Supplied data.
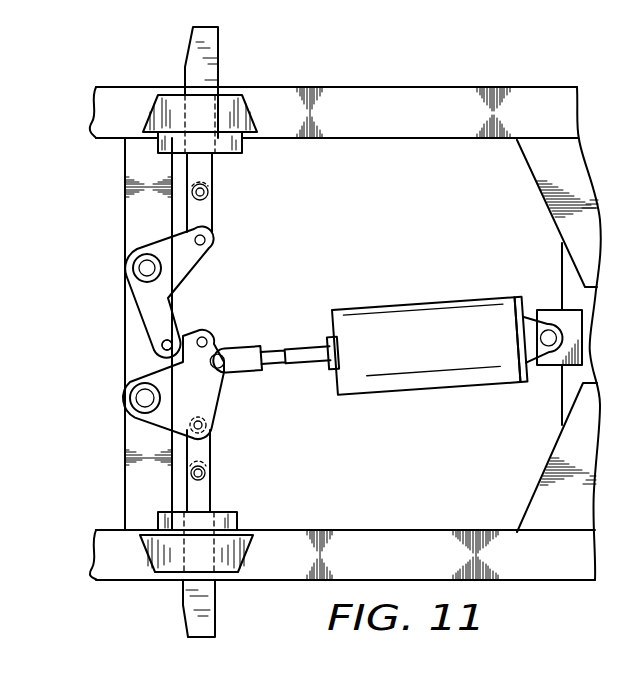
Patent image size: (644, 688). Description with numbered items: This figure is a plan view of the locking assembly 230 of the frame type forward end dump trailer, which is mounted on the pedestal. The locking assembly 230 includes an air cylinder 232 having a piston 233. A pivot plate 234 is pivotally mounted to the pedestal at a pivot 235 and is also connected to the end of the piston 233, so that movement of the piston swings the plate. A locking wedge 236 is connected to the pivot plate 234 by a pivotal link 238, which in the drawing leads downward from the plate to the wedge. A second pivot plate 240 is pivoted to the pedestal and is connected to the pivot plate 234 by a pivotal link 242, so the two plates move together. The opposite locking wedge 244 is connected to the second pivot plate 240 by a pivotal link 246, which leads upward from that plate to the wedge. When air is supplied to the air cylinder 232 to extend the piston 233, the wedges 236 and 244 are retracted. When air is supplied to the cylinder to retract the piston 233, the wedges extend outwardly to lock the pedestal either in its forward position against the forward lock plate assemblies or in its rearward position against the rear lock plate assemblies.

The locking assembly 230 is at (393, 334).
The air cylinder 232 is at (428, 308).
The piston 233 is at (293, 367).
The pivot plate 234 is at (217, 410).
The pivot 235 is at (140, 388).
The locking wedge 236 is at (212, 620).
The pivotal link 238 is at (210, 453).
The second pivot plate 240 is at (158, 245).
The pivotal link 242 is at (183, 332).
The opposite locking wedge 244 is at (218, 42).
The pivotal link 246 is at (213, 215).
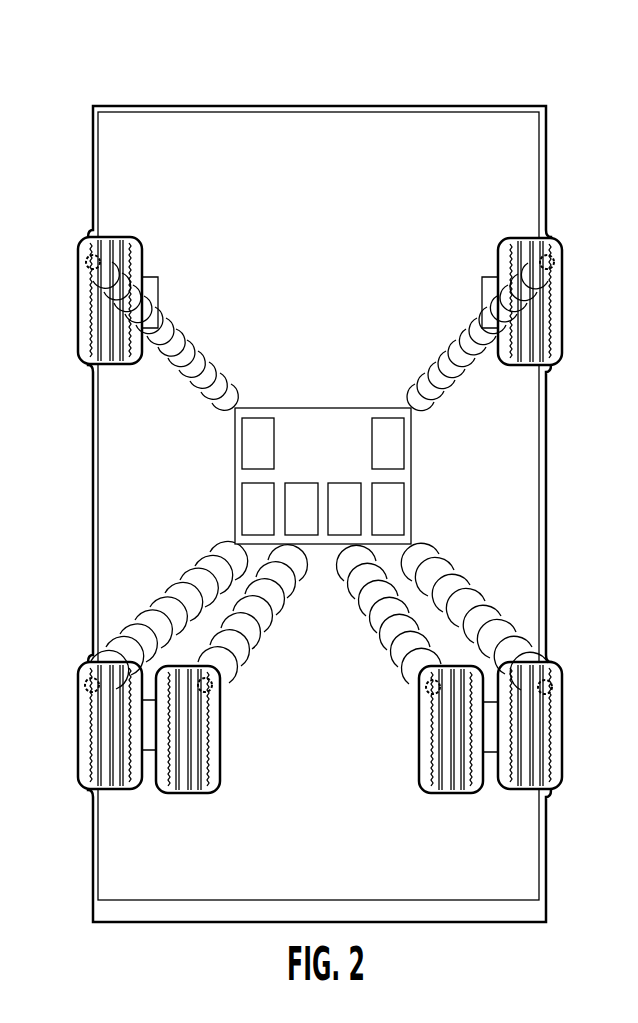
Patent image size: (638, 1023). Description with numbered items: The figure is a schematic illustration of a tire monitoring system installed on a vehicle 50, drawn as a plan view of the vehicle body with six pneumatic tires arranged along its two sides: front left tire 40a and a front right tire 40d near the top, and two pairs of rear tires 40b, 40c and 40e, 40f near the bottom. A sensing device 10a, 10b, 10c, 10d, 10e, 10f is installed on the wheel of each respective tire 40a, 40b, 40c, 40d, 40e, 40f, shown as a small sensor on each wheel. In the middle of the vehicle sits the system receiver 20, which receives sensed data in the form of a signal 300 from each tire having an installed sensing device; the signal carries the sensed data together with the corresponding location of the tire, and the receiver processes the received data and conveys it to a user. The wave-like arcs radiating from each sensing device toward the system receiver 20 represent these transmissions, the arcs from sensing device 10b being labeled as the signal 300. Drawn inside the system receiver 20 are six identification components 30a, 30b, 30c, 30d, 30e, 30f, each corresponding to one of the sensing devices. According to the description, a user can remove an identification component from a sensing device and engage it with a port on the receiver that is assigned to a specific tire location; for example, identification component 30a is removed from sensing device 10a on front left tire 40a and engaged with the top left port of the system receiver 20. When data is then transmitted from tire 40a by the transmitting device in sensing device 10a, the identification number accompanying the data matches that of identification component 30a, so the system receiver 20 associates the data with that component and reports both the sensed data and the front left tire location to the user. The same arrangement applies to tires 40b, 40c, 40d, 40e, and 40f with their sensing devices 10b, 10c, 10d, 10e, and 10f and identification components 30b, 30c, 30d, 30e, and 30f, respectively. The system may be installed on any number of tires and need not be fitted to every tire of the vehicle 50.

The vehicle 50 is at (105, 59).
The system receiver 20 is at (321, 408).
The identification component 30a is at (246, 440).
The identification component 30b is at (246, 513).
The identification component 30c is at (308, 530).
The identification component 30d is at (398, 447).
The identification component 30e is at (396, 518).
The identification component 30f is at (331, 530).
The sensing device 10a is at (86, 262).
The sensing device 10b is at (85, 685).
The sensing device 10c is at (212, 685).
The sensing device 10d is at (554, 262).
The sensing device 10e is at (552, 687).
The sensing device 10f is at (426, 687).
The front left tire 40a is at (78, 338).
The tire 40b is at (78, 764).
The tire 40c is at (220, 764).
The tire 40d is at (562, 338).
The tire 40e is at (562, 764).
The tire 40f is at (419, 764).
The signal 300 is at (157, 590).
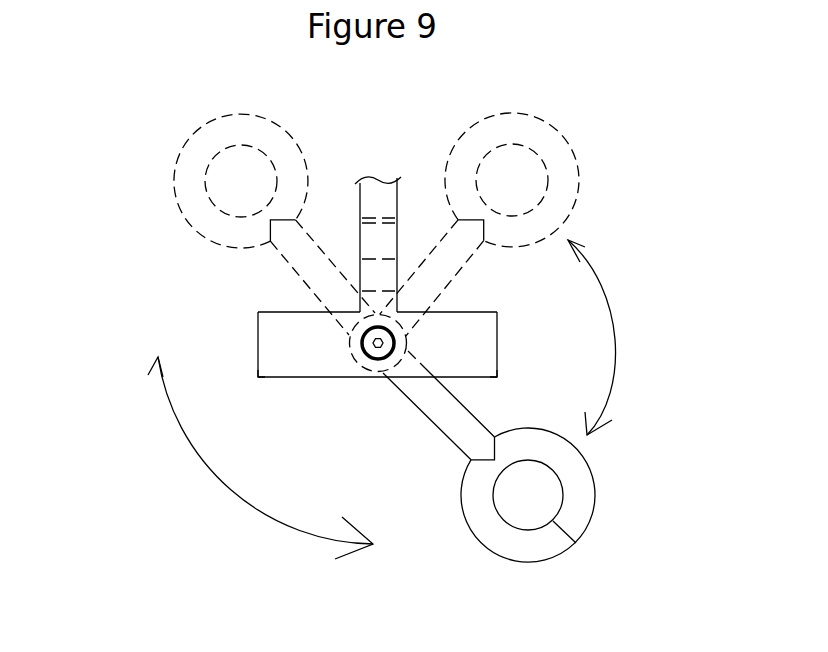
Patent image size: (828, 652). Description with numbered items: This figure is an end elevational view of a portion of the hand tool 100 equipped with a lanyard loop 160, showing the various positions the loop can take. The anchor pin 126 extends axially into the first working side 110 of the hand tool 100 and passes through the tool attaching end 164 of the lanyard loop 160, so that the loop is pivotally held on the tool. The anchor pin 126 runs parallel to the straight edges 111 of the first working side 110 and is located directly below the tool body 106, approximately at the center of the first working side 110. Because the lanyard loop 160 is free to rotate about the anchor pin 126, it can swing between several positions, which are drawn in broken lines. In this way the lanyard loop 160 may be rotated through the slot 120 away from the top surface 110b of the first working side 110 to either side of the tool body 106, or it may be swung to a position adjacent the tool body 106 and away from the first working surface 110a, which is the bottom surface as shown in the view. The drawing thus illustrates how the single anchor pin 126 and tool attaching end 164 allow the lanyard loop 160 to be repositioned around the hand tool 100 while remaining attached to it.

The hand tool 100 is at (258, 340).
The tool body 106 is at (373, 202).
The first working side 110 is at (376, 343).
The first working surface 110a is at (283, 377).
The top surface 110b is at (278, 312).
The straight edges 111 is at (260, 377).
The slot 120 is at (377, 290).
The anchor pin 126 is at (378, 355).
The lanyard loop 160 is at (295, 165).
The tool attaching end 164 is at (358, 362).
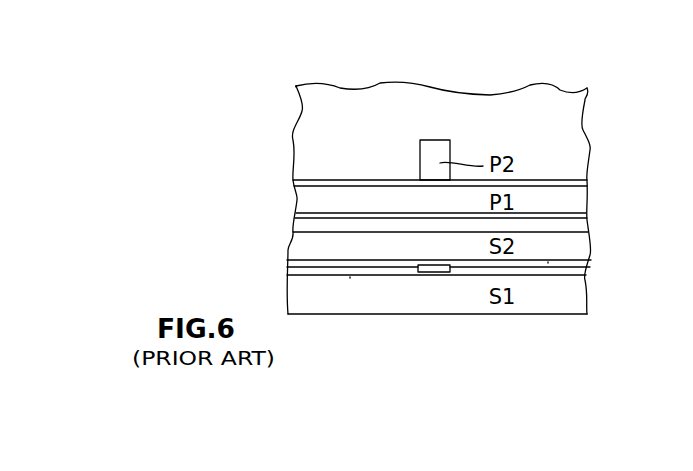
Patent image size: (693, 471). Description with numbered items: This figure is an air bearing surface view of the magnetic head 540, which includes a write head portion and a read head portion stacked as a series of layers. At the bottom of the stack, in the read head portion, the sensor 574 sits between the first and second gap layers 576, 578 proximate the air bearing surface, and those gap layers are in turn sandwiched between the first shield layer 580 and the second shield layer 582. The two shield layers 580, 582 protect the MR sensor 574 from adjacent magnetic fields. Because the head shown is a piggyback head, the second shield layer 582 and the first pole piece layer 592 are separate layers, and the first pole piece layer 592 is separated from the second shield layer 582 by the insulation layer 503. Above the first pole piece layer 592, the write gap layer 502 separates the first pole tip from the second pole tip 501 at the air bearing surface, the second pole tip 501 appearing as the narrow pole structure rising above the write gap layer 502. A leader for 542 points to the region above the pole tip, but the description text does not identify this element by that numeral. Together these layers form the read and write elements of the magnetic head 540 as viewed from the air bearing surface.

The magnetic head 540 is at (605, 102).
The upper insulation/overcoat region 542 is at (302, 111).
The second pole tip 501 is at (433, 148).
The write gap layer 502 is at (357, 180).
The first pole piece layer 592 is at (302, 198).
The insulation layer 503 is at (578, 227).
The second shield layer 582 is at (293, 250).
The sensor 574 is at (432, 272).
The first shield layer 580 is at (577, 298).
The first gap layer 576 is at (350, 277).
The second gap layer 578 is at (548, 262).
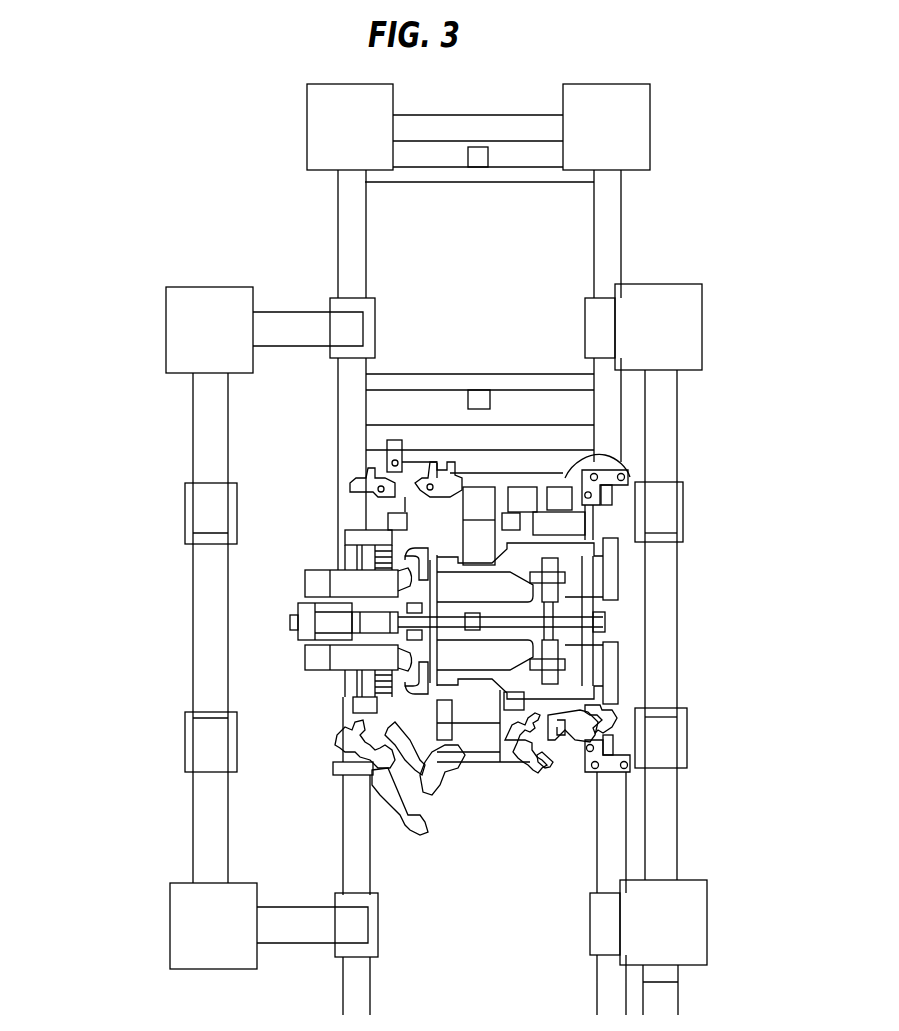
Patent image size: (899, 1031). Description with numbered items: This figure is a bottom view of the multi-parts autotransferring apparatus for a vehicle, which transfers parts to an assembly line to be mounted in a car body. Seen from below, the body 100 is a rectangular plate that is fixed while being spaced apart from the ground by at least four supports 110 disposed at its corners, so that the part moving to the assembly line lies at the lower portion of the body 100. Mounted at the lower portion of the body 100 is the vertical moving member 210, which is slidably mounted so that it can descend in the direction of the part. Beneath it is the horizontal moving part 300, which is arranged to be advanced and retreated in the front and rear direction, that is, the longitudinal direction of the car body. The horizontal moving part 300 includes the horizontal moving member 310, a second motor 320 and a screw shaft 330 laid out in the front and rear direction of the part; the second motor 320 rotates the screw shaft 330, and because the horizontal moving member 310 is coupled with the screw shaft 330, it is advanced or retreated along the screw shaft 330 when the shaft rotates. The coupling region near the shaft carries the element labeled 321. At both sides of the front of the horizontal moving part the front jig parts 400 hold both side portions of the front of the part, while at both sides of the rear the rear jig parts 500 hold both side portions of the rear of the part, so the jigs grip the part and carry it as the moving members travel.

The body 100 is at (608, 497).
The supports 110 is at (693, 326).
The vertical moving member 210 is at (612, 459).
The horizontal moving part 300 is at (315, 637).
The horizontal moving member 310 is at (397, 552).
The second motor 320 is at (307, 620).
The connecting member 321 is at (575, 622).
The screw shaft 330 is at (355, 650).
The front jig parts 400 is at (620, 705).
The rear jig parts 500 is at (417, 845).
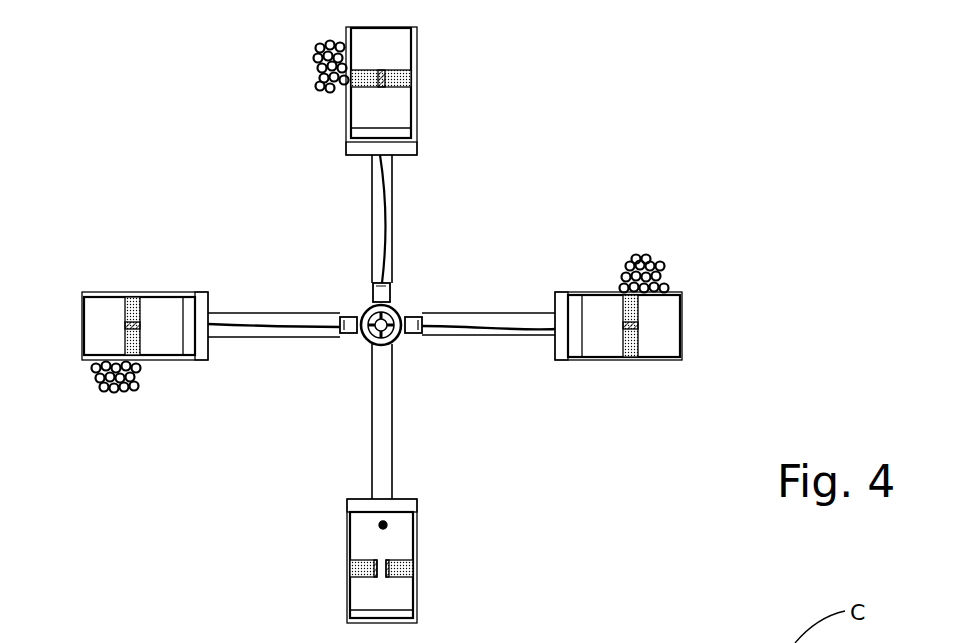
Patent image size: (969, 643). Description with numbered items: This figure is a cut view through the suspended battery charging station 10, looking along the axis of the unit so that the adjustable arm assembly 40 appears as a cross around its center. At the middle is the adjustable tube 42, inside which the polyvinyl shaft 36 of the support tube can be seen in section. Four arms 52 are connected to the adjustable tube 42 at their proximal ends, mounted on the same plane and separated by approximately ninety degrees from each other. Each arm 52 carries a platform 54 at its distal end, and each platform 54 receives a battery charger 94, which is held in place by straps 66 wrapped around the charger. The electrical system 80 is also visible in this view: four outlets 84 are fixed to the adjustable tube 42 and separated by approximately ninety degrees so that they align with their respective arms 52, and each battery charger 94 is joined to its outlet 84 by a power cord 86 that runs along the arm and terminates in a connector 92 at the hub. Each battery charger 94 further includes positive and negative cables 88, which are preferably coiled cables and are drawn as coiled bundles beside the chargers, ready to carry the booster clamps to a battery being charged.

Work to do. Revise the part that opens with the line containing "Patent image size: (899, 1031)." and closes with the line containing "The rear jig parts 500 is at (417, 845)." by putting "underside view" in place of "bottom view", and give those lines back with nothing else altered.

Response to the task.
Patent image size: (899, 1031). Description with numbered items: This figure is a underside view of the multi-parts autotransferring apparatus for a vehicle, which transfers parts to an assembly line to be mounted in a car body. Seen from below, the body 100 is a rectangular plate that is fixed while being spaced apart from the ground by at least four supports 110 disposed at its corners, so that the part moving to the assembly line lies at the lower portion of the body 100. Mounted at the lower portion of the body 100 is the vertical moving member 210, which is slidably mounted so that it can descend in the direction of the part. Beneath it is the horizontal moving part 300, which is arranged to be advanced and retreated in the front and rear direction, that is, the longitudinal direction of the car body. The horizontal moving part 300 includes the horizontal moving member 310, a second motor 320 and a screw shaft 330 laid out in the front and rear direction of the part; the second motor 320 rotates the screw shaft 330, and because the horizontal moving member 310 is coupled with the screw shaft 330, it is advanced or retreated along the screw shaft 330 when the shaft rotates. The coupling region near the shaft carries the element labeled 321. At both sides of the front of the horizontal moving part the front jig parts 400 hold both side portions of the front of the part, while at both sides of the rear the rear jig parts 500 hold both side portions of the rear of the part, so the jigs grip the part and carry it as the moving members travel.

The body 100 is at (608, 497).
The supports 110 is at (693, 326).
The vertical moving member 210 is at (612, 459).
The horizontal moving part 300 is at (315, 637).
The horizontal moving member 310 is at (397, 552).
The second motor 320 is at (307, 620).
The connecting member 321 is at (575, 622).
The screw shaft 330 is at (355, 650).
The front jig parts 400 is at (620, 705).
The rear jig parts 500 is at (417, 845).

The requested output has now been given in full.